§ **What to produce**
Give the number of lines in the data that contain "work", and nothing more.

§ **Input**
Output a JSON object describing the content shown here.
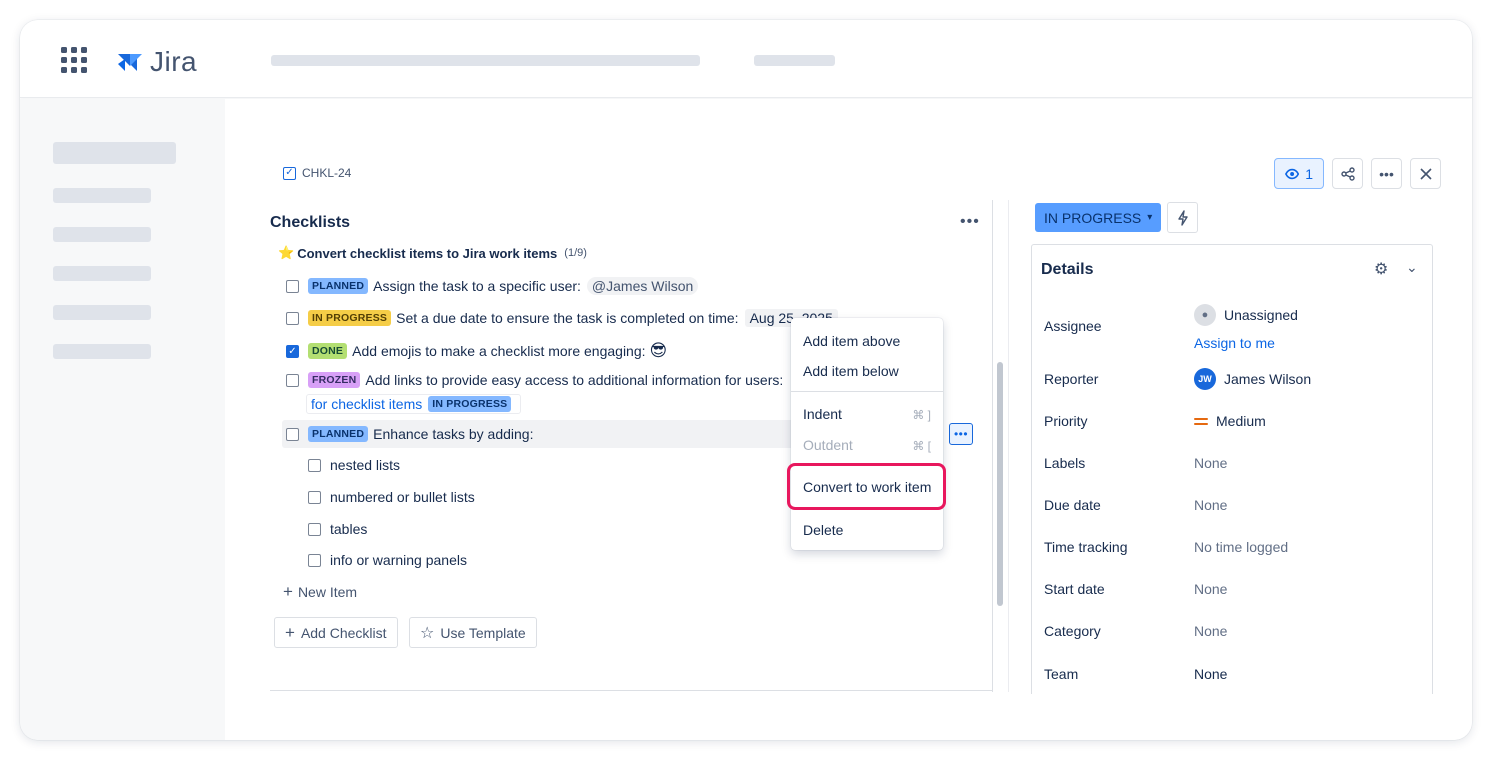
{
  "app": {
    "name": "Jira"
  },
  "issue": {
    "key": "CHKL-24"
  },
  "top_actions": {
    "watch_count": "1"
  },
  "checklists": {
    "title": "Checklists",
    "heading": "Convert checklist items to Jira work items",
    "count": "(1/9)",
    "items": [
      {
        "status": "PLANNED",
        "text": "Assign the task to a specific user:",
        "mention": "@James Wilson",
        "checked": false
      },
      {
        "status": "IN PROGRESS",
        "text": "Set a due date to ensure the task is completed on time:",
        "date": "Aug 25, 2025",
        "checked": false
      },
      {
        "status": "DONE",
        "text": "Add emojis to make a checklist more engaging:",
        "emoji": "😎",
        "checked": true
      },
      {
        "status": "FROZEN",
        "text": "Add links to provide easy access to additional information for users:",
        "link_text": "for checklist items",
        "link_status": "IN PROGRESS",
        "checked": false
      },
      {
        "status": "PLANNED",
        "text": "Enhance tasks by adding:",
        "checked": false
      }
    ],
    "subitems": [
      "nested lists",
      "numbered or bullet lists",
      "tables",
      "info or warning panels"
    ],
    "new_item": "New Item",
    "add_checklist": "Add Checklist",
    "use_template": "Use Template"
  },
  "context_menu": {
    "add_above": "Add item above",
    "add_below": "Add item below",
    "indent": "Indent",
    "indent_shortcut": "⌘ ]",
    "outdent": "Outdent",
    "outdent_shortcut": "⌘ [",
    "convert": "Convert to work item",
    "delete": "Delete"
  },
  "status_button": {
    "label": "IN PROGRESS"
  },
  "details": {
    "title": "Details",
    "assignee_label": "Assignee",
    "assignee_value": "Unassigned",
    "assign_to_me": "Assign to me",
    "reporter_label": "Reporter",
    "reporter_initials": "JW",
    "reporter_value": "James Wilson",
    "priority_label": "Priority",
    "priority_value": "Medium",
    "labels_label": "Labels",
    "labels_value": "None",
    "due_label": "Due date",
    "due_value": "None",
    "time_label": "Time tracking",
    "time_value": "No time logged",
    "start_label": "Start date",
    "start_value": "None",
    "category_label": "Category",
    "category_value": "None",
    "team_label": "Team",
    "team_value": "None"
  },
  "colors": {
    "accent": "#1868db",
    "highlight": "#e8175d",
    "status_blue": "#579dff"
  }
}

§ **Correct response**
2